Task statement:
Identify every line in the records below that contains the word "name", and reproduce each one.

┄┄┄┄┄┄┄┄┄┄┄┄┄┄┄┄┄┄┄┄

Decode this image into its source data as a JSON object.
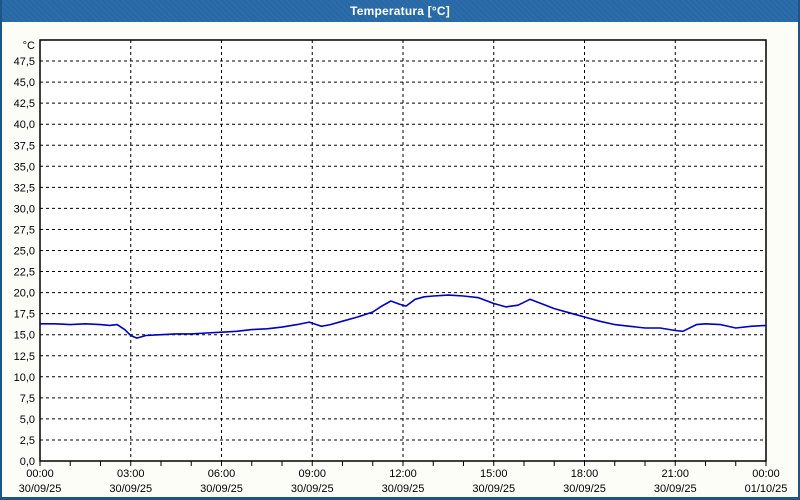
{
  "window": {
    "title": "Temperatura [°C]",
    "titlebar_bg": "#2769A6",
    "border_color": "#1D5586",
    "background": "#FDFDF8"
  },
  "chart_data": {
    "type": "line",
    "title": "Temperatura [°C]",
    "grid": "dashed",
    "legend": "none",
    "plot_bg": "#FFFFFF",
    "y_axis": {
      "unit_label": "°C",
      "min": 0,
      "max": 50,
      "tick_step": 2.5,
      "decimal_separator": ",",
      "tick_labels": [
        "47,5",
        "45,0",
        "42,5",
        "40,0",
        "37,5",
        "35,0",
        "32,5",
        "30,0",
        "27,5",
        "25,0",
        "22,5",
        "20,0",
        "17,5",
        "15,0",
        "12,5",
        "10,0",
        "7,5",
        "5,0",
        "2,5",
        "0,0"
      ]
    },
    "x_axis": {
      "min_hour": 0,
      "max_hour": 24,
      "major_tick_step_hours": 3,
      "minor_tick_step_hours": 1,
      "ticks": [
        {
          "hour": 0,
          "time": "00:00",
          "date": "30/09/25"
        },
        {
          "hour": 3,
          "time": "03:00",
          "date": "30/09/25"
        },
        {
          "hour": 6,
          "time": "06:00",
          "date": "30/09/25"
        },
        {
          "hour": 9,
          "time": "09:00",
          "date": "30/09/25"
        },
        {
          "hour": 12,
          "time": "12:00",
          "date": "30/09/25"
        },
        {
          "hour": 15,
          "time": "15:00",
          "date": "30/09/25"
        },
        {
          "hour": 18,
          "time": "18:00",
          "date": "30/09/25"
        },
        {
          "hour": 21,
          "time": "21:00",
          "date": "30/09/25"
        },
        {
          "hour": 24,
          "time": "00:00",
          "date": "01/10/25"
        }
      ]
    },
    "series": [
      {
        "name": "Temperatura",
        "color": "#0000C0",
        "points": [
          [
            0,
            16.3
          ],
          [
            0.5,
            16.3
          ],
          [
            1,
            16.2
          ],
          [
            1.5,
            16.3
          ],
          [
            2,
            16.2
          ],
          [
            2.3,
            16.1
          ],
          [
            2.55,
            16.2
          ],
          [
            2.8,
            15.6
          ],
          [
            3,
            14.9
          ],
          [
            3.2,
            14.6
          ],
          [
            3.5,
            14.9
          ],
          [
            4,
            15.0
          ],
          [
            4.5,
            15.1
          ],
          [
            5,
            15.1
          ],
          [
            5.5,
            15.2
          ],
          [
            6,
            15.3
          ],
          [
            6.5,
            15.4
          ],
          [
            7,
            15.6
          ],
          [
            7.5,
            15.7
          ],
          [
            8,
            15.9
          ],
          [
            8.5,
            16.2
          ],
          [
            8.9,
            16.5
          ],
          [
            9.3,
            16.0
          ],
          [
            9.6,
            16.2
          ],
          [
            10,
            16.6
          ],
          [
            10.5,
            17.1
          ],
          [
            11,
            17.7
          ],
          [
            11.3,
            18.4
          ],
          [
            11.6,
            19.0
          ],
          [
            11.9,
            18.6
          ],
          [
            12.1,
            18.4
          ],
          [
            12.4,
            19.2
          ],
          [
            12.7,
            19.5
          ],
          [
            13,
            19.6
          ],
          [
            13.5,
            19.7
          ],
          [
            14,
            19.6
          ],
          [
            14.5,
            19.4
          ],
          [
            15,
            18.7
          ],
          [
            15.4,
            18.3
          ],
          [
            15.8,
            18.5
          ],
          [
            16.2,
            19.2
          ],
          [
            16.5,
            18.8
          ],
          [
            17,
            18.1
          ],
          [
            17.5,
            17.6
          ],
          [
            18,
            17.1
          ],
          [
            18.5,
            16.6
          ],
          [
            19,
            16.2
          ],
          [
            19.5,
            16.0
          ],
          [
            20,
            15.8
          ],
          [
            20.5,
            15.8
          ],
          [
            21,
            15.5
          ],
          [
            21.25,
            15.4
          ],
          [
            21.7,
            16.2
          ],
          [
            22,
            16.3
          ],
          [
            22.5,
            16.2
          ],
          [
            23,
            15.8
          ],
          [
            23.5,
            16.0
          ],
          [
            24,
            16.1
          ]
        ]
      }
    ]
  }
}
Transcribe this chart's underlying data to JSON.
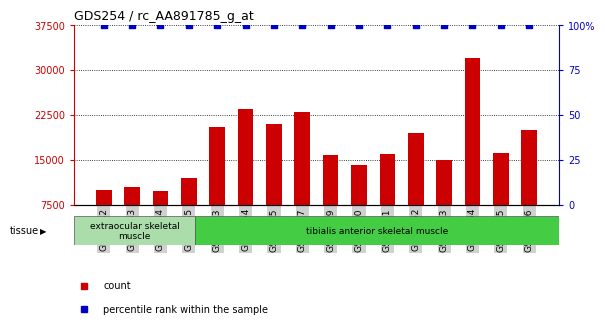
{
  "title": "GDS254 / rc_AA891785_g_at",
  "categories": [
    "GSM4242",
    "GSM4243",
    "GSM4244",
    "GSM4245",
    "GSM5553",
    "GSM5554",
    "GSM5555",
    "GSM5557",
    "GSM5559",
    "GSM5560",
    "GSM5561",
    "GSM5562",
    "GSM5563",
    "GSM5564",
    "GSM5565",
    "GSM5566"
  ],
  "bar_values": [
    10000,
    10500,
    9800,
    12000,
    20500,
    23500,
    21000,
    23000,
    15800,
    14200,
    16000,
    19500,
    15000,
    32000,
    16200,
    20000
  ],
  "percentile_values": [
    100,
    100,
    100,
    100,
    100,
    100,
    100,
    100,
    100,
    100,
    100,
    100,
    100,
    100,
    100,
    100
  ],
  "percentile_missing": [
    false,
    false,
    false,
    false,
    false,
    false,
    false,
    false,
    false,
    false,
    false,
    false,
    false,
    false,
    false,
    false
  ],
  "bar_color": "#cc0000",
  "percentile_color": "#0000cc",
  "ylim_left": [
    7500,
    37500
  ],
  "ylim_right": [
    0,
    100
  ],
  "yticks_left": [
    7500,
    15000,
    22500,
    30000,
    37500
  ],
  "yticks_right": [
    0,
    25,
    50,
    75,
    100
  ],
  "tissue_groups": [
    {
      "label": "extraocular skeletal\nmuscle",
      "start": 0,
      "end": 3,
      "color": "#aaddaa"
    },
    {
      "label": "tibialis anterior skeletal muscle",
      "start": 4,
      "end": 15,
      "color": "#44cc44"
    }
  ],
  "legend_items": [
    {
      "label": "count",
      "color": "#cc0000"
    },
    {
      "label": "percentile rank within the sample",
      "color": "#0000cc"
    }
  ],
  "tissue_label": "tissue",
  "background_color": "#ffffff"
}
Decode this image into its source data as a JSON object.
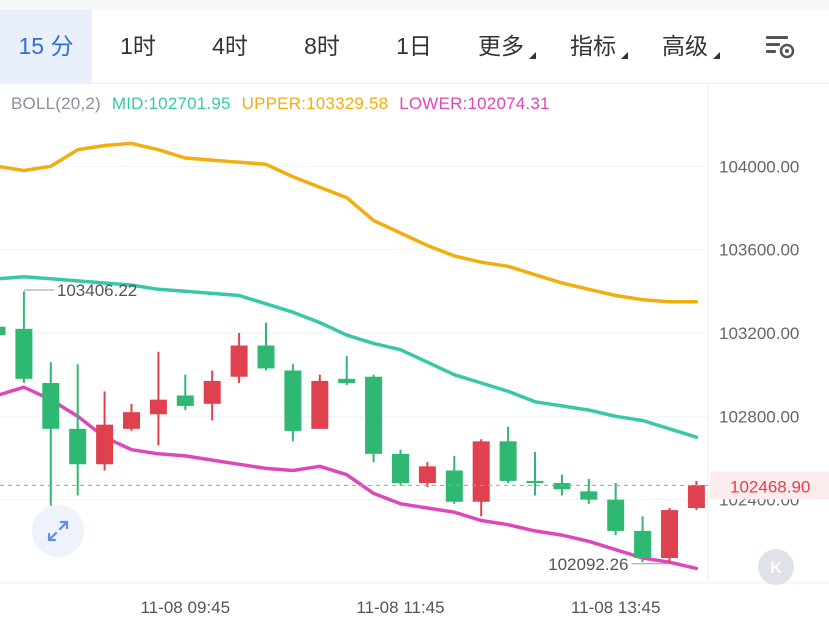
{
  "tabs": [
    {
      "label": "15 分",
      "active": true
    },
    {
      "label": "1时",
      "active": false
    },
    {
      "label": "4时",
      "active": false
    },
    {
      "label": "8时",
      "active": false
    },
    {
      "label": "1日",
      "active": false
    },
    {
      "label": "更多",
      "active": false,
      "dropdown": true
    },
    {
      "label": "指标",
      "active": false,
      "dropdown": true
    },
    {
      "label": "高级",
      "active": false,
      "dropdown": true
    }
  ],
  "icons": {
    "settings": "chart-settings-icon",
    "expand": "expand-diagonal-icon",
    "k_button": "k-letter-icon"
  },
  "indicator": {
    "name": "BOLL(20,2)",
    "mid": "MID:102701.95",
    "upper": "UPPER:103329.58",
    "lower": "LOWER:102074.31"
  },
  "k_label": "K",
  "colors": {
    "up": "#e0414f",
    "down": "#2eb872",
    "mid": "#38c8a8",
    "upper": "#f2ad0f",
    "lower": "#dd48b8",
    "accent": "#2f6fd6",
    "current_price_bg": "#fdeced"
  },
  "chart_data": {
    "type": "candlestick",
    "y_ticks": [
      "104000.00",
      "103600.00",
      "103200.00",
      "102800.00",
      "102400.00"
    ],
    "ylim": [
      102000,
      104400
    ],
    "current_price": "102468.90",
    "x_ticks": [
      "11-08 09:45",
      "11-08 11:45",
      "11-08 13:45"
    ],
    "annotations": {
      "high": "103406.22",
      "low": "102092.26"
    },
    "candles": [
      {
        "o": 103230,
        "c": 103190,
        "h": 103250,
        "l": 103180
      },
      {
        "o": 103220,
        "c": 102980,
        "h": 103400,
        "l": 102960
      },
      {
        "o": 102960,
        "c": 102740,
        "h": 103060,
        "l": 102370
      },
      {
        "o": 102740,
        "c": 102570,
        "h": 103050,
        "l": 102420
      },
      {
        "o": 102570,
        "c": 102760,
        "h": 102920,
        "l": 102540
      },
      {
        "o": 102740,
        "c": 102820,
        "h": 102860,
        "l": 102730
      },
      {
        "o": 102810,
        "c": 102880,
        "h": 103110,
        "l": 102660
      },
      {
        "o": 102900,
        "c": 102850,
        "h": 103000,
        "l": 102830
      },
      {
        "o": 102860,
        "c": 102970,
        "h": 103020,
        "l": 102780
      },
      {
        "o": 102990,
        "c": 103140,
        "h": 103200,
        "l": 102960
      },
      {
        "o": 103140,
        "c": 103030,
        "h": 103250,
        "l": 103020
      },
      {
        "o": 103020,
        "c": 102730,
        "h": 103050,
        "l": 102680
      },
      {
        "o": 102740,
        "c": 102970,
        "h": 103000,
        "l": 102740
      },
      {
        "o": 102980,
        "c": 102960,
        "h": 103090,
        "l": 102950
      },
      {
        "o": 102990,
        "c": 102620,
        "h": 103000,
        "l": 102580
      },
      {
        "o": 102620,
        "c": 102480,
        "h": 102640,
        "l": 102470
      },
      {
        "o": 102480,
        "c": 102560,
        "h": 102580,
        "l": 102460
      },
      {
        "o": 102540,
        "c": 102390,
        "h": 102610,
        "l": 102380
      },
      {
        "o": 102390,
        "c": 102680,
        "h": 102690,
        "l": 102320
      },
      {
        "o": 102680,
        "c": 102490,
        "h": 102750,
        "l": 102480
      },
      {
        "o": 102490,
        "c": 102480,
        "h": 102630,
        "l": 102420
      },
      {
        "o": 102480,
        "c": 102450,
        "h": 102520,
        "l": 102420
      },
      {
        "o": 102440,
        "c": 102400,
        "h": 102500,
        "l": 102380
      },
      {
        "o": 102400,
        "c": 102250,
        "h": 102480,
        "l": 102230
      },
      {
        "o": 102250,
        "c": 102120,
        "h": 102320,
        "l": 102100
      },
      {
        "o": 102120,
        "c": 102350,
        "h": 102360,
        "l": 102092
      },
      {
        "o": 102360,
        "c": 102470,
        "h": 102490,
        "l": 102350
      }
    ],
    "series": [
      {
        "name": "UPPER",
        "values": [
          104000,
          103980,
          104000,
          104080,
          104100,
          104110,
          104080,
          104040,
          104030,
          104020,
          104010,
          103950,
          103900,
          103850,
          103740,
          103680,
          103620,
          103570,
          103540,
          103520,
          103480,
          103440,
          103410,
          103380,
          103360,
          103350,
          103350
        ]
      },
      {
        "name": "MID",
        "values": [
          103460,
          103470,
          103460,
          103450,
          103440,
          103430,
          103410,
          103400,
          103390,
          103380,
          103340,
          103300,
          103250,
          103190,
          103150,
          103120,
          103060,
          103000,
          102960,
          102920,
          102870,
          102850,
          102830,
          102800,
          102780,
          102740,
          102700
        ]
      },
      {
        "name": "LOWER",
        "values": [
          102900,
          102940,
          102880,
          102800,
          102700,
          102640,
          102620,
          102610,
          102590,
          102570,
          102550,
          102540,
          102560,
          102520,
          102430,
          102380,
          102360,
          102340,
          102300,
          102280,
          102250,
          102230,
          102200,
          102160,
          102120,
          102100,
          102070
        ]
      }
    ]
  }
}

┄┄┄┄┄┄┄┄┄┄┄┄┄┄┄┄┄┄┄┄

Worked solution:
        "name": "Temperatura",
    "name": "BOLL(20,2)",
        "name": "UPPER",
        "name": "MID",
        "name": "LOWER",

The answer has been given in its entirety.